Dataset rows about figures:
▼
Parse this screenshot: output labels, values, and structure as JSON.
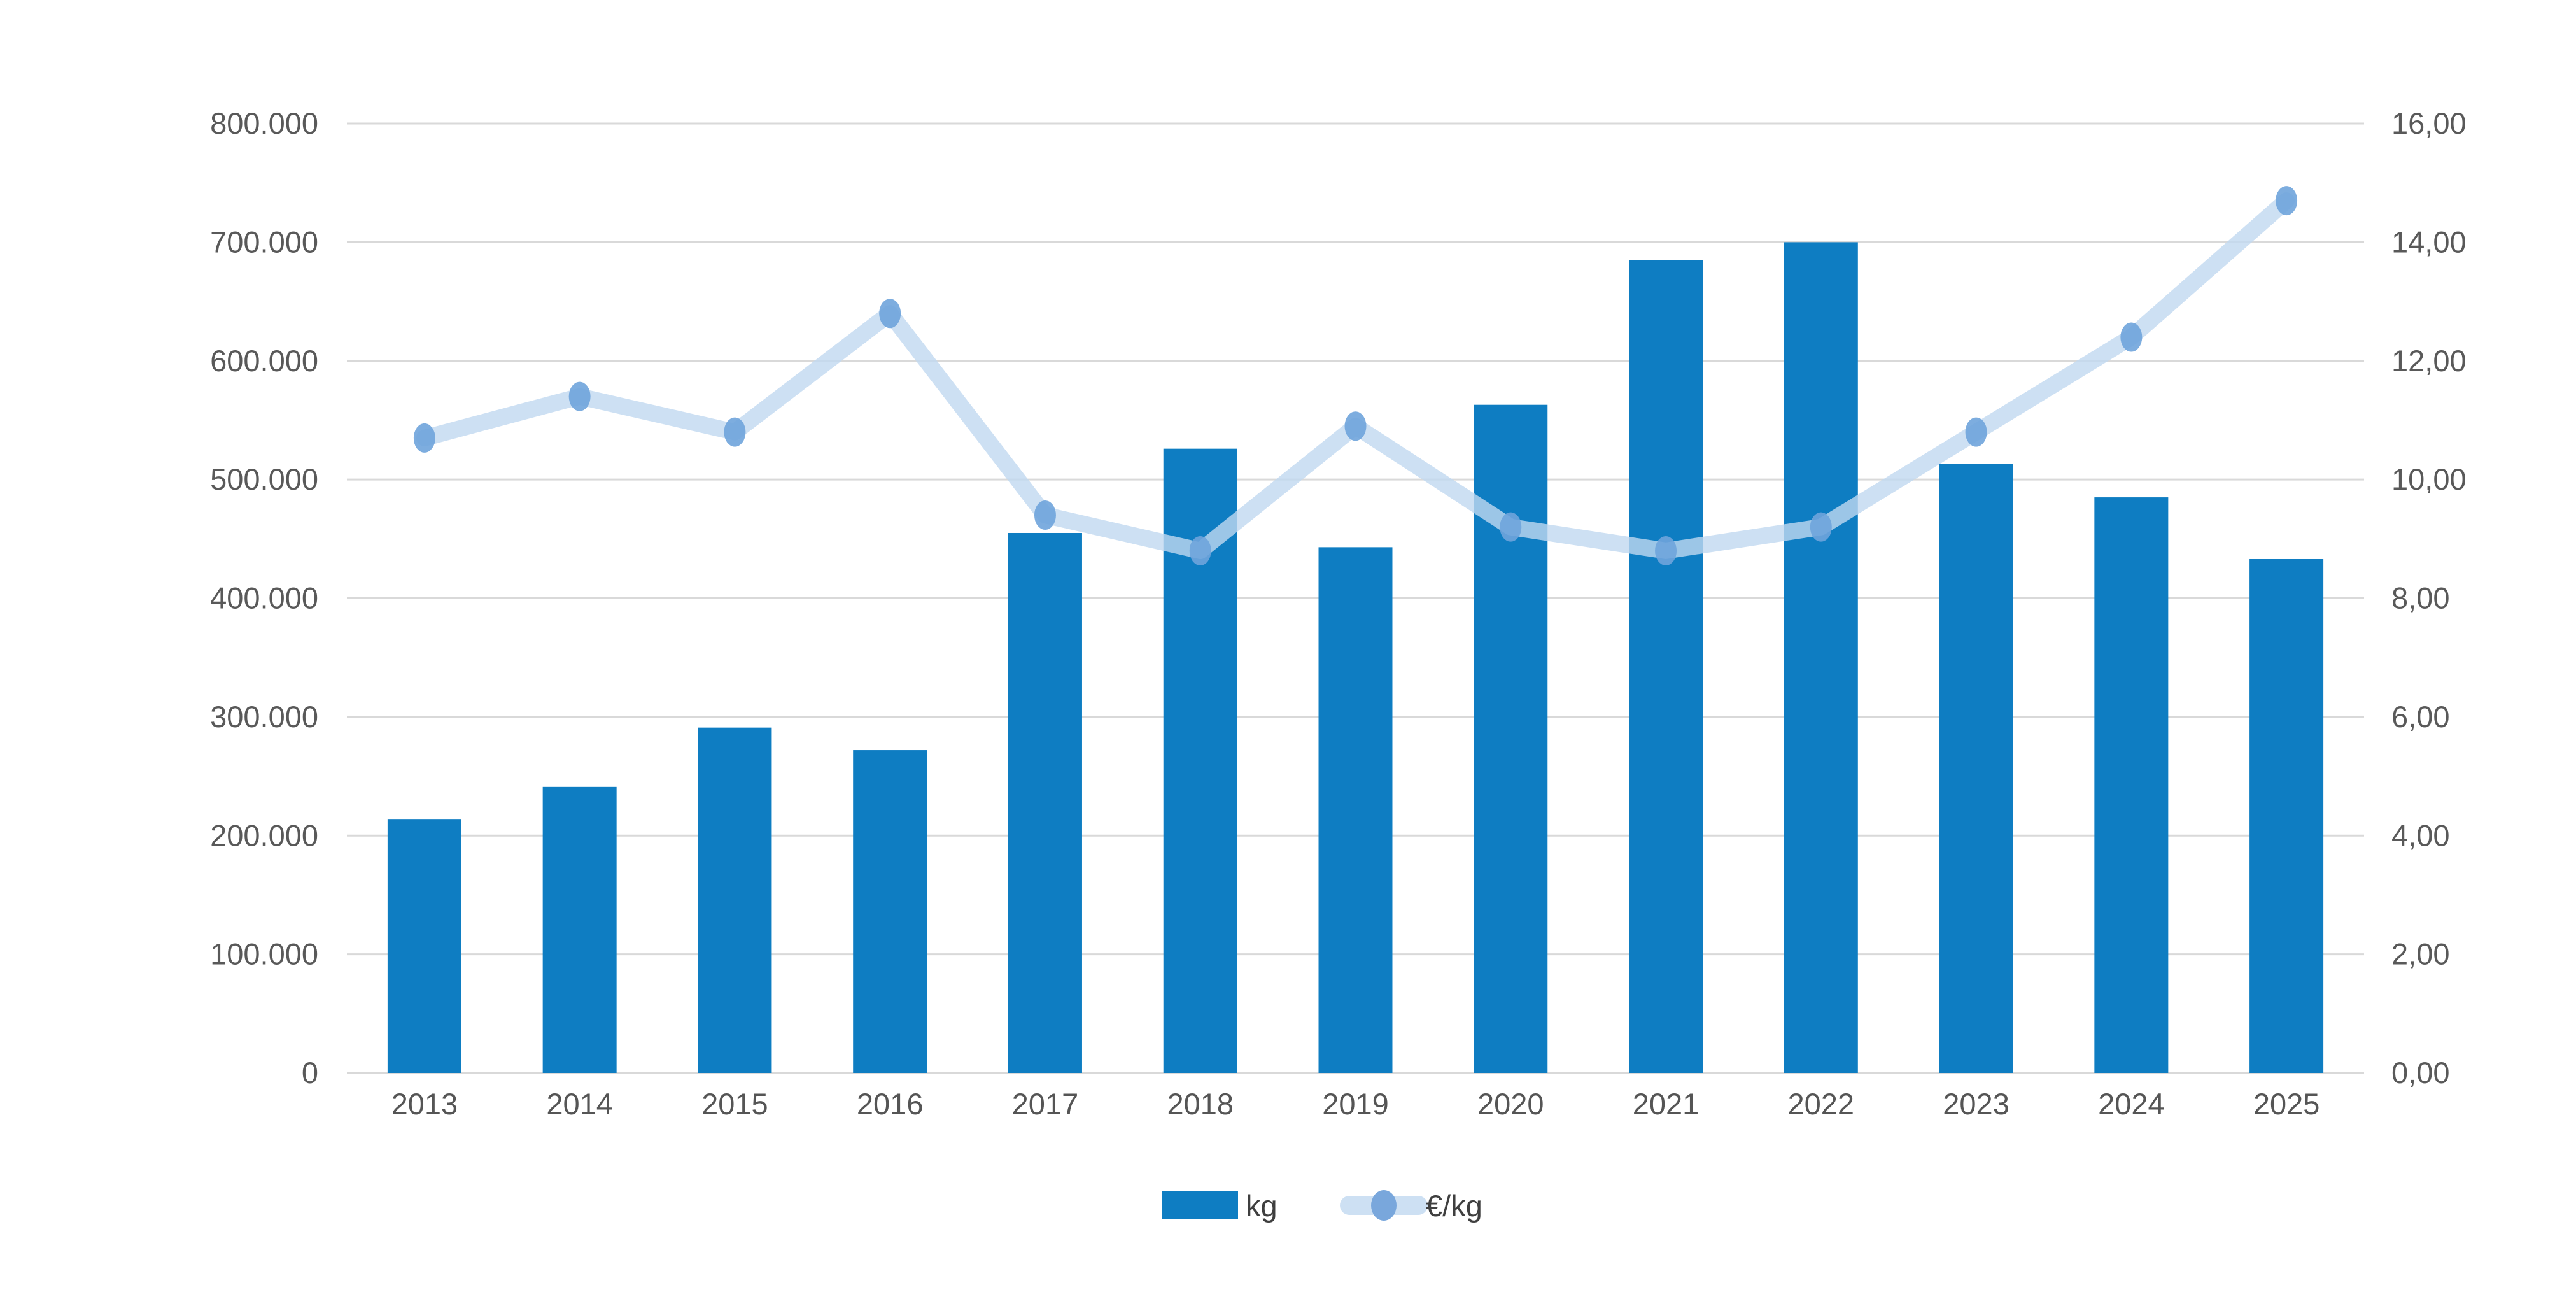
{
  "page": {
    "background": "#ffffff"
  },
  "legend": {
    "items": [
      {
        "label": "kg",
        "marker": "bar-swatch"
      },
      {
        "label": "€/kg",
        "marker": "line-dot-swatch"
      }
    ]
  },
  "chart_data": {
    "type": "bar",
    "subtype": "combo-bar-line-dual-axis",
    "title": "",
    "categories": [
      "2013",
      "2014",
      "2015",
      "2016",
      "2017",
      "2018",
      "2019",
      "2020",
      "2021",
      "2022",
      "2023",
      "2024",
      "2025"
    ],
    "series": [
      {
        "name": "kg",
        "chart": "bar",
        "axis": "left",
        "color": "#0E7DC2",
        "values": [
          214000,
          241000,
          291000,
          272000,
          455000,
          526000,
          443000,
          563000,
          685000,
          700000,
          513000,
          485000,
          433000
        ]
      },
      {
        "name": "€/kg",
        "chart": "line",
        "axis": "right",
        "line_color": "#C0D8F0",
        "line_opacity": 0.8,
        "marker_color": "#6FA4DC",
        "marker_opacity": 0.9,
        "values": [
          10.7,
          11.4,
          10.8,
          12.8,
          9.4,
          8.8,
          10.9,
          9.2,
          8.8,
          9.2,
          10.8,
          12.4,
          14.7
        ]
      }
    ],
    "left_axis": {
      "min": 0,
      "max": 800000,
      "step": 100000,
      "tick_labels": [
        "0",
        "100.000",
        "200.000",
        "300.000",
        "400.000",
        "500.000",
        "600.000",
        "700.000",
        "800.000"
      ]
    },
    "right_axis": {
      "min": 0,
      "max": 16,
      "step": 2,
      "tick_labels": [
        "0,00",
        "2,00",
        "4,00",
        "6,00",
        "8,00",
        "10,00",
        "12,00",
        "14,00",
        "16,00"
      ]
    },
    "grid": true,
    "gridline_color": "#D9D9D9",
    "tick_text_color": "#595959",
    "legend_position": "bottom",
    "xlabel": "",
    "ylabel": ""
  }
}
▲
Each line in the records above should be reproduced exactly; images are not copied.

Parse this screenshot: output labels, values, and structure as JSON.
{
  "page": {
    "background": "#ffffff"
  },
  "legend": {
    "items": [
      {
        "label": "kg",
        "marker": "bar-swatch"
      },
      {
        "label": "€/kg",
        "marker": "line-dot-swatch"
      }
    ]
  },
  "chart_data": {
    "type": "bar",
    "subtype": "combo-bar-line-dual-axis",
    "title": "",
    "categories": [
      "2013",
      "2014",
      "2015",
      "2016",
      "2017",
      "2018",
      "2019",
      "2020",
      "2021",
      "2022",
      "2023",
      "2024",
      "2025"
    ],
    "series": [
      {
        "name": "kg",
        "chart": "bar",
        "axis": "left",
        "color": "#0E7DC2",
        "values": [
          214000,
          241000,
          291000,
          272000,
          455000,
          526000,
          443000,
          563000,
          685000,
          700000,
          513000,
          485000,
          433000
        ]
      },
      {
        "name": "€/kg",
        "chart": "line",
        "axis": "right",
        "line_color": "#C0D8F0",
        "line_opacity": 0.8,
        "marker_color": "#6FA4DC",
        "marker_opacity": 0.9,
        "values": [
          10.7,
          11.4,
          10.8,
          12.8,
          9.4,
          8.8,
          10.9,
          9.2,
          8.8,
          9.2,
          10.8,
          12.4,
          14.7
        ]
      }
    ],
    "left_axis": {
      "min": 0,
      "max": 800000,
      "step": 100000,
      "tick_labels": [
        "0",
        "100.000",
        "200.000",
        "300.000",
        "400.000",
        "500.000",
        "600.000",
        "700.000",
        "800.000"
      ]
    },
    "right_axis": {
      "min": 0,
      "max": 16,
      "step": 2,
      "tick_labels": [
        "0,00",
        "2,00",
        "4,00",
        "6,00",
        "8,00",
        "10,00",
        "12,00",
        "14,00",
        "16,00"
      ]
    },
    "grid": true,
    "gridline_color": "#D9D9D9",
    "tick_text_color": "#595959",
    "legend_position": "bottom",
    "xlabel": "",
    "ylabel": ""
  }
}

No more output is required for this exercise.